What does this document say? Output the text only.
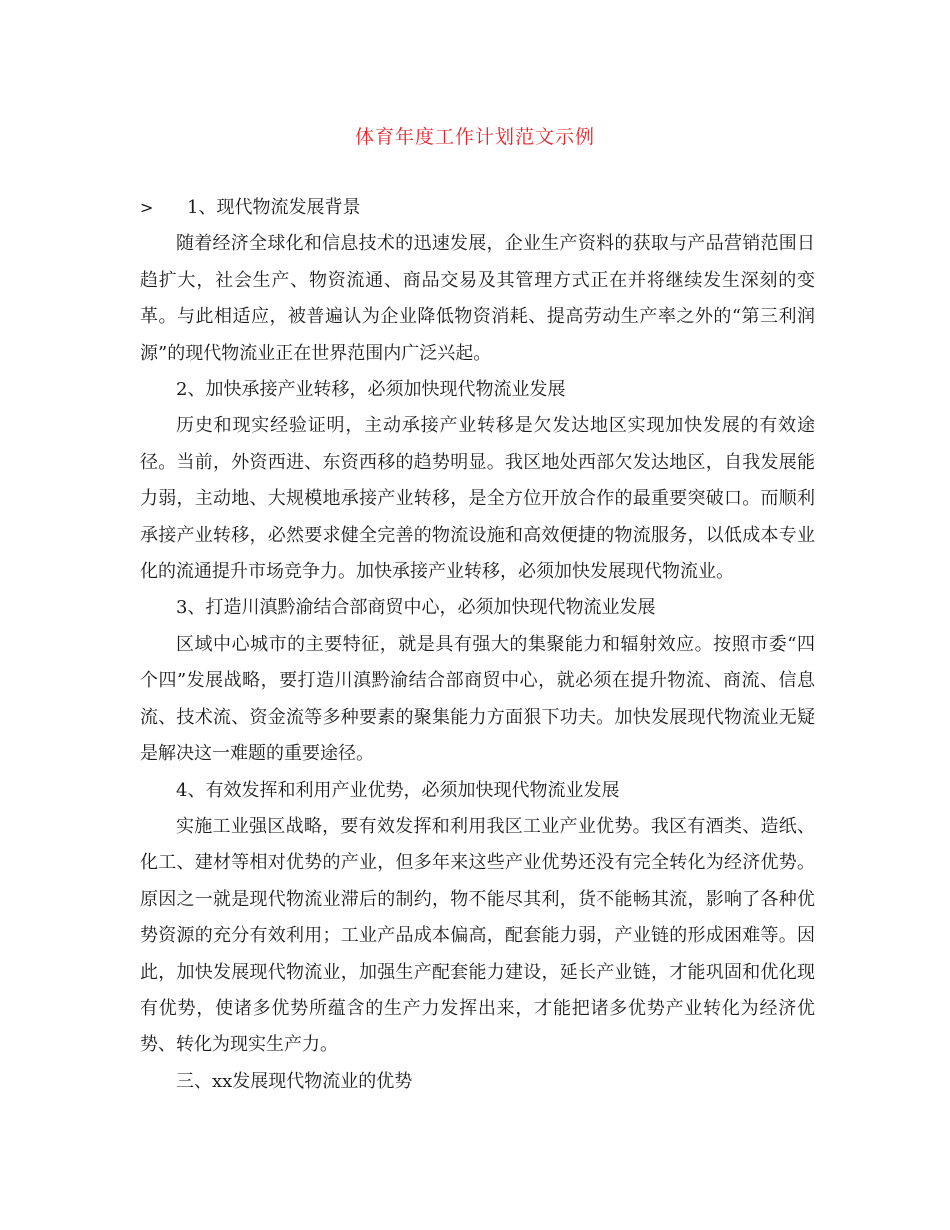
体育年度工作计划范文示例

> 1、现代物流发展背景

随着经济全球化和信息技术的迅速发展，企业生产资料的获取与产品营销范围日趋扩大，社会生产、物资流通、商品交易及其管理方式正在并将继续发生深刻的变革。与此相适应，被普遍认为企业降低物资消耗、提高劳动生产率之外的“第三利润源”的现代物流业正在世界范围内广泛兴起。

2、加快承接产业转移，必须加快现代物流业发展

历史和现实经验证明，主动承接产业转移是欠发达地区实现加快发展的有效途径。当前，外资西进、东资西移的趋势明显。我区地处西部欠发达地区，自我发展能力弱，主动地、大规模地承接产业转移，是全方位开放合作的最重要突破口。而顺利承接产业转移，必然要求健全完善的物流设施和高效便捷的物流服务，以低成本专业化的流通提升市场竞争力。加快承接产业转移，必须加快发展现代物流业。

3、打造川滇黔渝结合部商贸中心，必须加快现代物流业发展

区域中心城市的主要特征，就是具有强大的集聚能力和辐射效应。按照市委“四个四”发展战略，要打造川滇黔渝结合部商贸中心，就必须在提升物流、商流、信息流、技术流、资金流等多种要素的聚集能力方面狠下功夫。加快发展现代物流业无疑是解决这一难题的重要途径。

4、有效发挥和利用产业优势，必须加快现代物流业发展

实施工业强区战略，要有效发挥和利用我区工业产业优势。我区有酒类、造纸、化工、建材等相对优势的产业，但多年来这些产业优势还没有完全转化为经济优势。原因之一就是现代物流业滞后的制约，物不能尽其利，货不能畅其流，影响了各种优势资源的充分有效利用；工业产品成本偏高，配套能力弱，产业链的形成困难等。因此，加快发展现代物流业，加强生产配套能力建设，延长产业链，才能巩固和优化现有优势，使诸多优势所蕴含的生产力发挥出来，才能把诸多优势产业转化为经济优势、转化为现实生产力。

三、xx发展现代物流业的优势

--

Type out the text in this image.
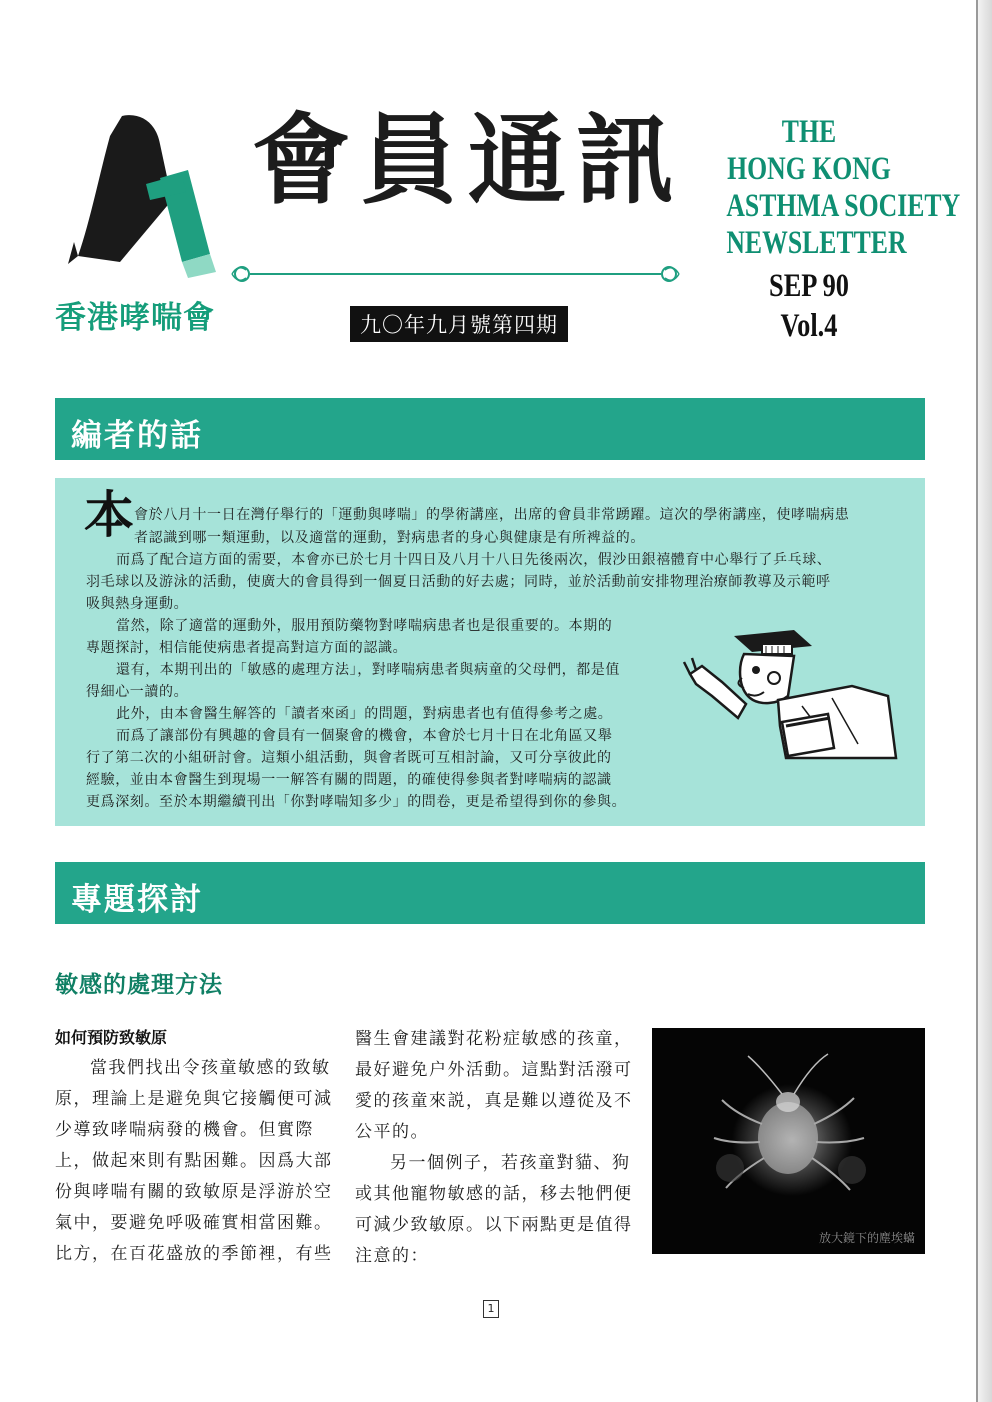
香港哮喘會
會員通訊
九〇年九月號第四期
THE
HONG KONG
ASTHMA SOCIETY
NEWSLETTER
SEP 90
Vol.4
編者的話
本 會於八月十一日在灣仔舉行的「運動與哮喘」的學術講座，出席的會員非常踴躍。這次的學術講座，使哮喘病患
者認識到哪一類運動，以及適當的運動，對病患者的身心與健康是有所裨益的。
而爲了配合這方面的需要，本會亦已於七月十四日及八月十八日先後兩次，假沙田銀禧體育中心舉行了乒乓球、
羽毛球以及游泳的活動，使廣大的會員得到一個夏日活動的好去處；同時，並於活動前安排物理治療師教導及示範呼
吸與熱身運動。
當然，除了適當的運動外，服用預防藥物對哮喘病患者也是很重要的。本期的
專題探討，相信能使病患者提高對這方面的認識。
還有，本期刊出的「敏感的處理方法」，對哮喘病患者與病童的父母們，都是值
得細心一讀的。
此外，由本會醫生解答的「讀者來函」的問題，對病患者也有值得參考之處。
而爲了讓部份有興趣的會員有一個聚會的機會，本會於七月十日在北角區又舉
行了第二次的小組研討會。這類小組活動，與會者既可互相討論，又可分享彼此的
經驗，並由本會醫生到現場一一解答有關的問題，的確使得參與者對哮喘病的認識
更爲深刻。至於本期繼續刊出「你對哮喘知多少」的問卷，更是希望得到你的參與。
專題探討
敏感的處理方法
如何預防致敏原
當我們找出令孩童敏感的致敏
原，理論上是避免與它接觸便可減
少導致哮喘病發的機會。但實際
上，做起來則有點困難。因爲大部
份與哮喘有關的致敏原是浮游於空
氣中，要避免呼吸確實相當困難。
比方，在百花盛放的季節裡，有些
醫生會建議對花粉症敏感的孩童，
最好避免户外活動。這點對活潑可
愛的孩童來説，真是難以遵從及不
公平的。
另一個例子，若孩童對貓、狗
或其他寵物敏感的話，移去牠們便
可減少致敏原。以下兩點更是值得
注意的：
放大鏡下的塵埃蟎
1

— TASK DETAILS —
Search the listing for the word "加快承接产业转移" and return each line that holds it.

— EXERCISE ANSWER —
2、加快承接产业转移，必须加快现代物流业发展
历史和现实经验证明，主动承接产业转移是欠发达地区实现加快发展的有效途径。当前，外资西进、东资西移的趋势明显。我区地处西部欠发达地区，自我发展能力弱，主动地、大规模地承接产业转移，是全方位开放合作的最重要突破口。而顺利承接产业转移，必然要求健全完善的物流设施和高效便捷的物流服务，以低成本专业化的流通提升市场竞争力。加快承接产业转移，必须加快发展现代物流业。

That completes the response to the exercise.